--- TASK DATA ---
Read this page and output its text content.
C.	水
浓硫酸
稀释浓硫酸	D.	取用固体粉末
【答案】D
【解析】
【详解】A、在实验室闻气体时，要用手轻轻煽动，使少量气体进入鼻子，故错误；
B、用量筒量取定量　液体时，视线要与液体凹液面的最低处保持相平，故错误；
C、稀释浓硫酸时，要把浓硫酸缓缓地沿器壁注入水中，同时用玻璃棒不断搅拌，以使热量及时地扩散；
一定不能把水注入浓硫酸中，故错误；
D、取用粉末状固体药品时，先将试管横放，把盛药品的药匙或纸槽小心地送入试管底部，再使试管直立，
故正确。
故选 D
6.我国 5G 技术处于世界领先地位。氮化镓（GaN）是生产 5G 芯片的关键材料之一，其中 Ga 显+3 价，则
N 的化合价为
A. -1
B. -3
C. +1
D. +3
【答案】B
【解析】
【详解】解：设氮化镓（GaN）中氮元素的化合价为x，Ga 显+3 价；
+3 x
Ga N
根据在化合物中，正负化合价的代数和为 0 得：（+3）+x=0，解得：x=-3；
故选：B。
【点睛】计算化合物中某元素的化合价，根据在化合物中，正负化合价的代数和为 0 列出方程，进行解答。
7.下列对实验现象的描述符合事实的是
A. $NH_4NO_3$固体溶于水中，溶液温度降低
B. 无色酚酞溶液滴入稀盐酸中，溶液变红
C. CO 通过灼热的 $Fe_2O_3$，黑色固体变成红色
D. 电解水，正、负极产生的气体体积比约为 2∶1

--- WHAT IS NEEDED ---
Please give back all of the records exactly as written.

--- OUTPUT FOR THIS EXERCISE ---
Read this page and output its text content.
C.	水
浓硫酸
稀释浓硫酸	D.	取用固体粉末
【答案】D
【解析】
【详解】A、在实验室闻气体时，要用手轻轻煽动，使少量气体进入鼻子，故错误；
B、用量筒量取定量　液体时，视线要与液体凹液面的最低处保持相平，故错误；
C、稀释浓硫酸时，要把浓硫酸缓缓地沿器壁注入水中，同时用玻璃棒不断搅拌，以使热量及时地扩散；
一定不能把水注入浓硫酸中，故错误；
D、取用粉末状固体药品时，先将试管横放，把盛药品的药匙或纸槽小心地送入试管底部，再使试管直立，
故正确。
故选 D
6.我国 5G 技术处于世界领先地位。氮化镓（GaN）是生产 5G 芯片的关键材料之一，其中 Ga 显+3 价，则
N 的化合价为
A. -1
B. -3
C. +1
D. +3
【答案】B
【解析】
【详解】解：设氮化镓（GaN）中氮元素的化合价为x，Ga 显+3 价；
+3 x
Ga N
根据在化合物中，正负化合价的代数和为 0 得：（+3）+x=0，解得：x=-3；
故选：B。
【点睛】计算化合物中某元素的化合价，根据在化合物中，正负化合价的代数和为 0 列出方程，进行解答。
7.下列对实验现象的描述符合事实的是
A. $NH_4NO_3$固体溶于水中，溶液温度降低
B. 无色酚酞溶液滴入稀盐酸中，溶液变红
C. CO 通过灼热的 $Fe_2O_3$，黑色固体变成红色
D. 电解水，正、负极产生的气体体积比约为 2∶1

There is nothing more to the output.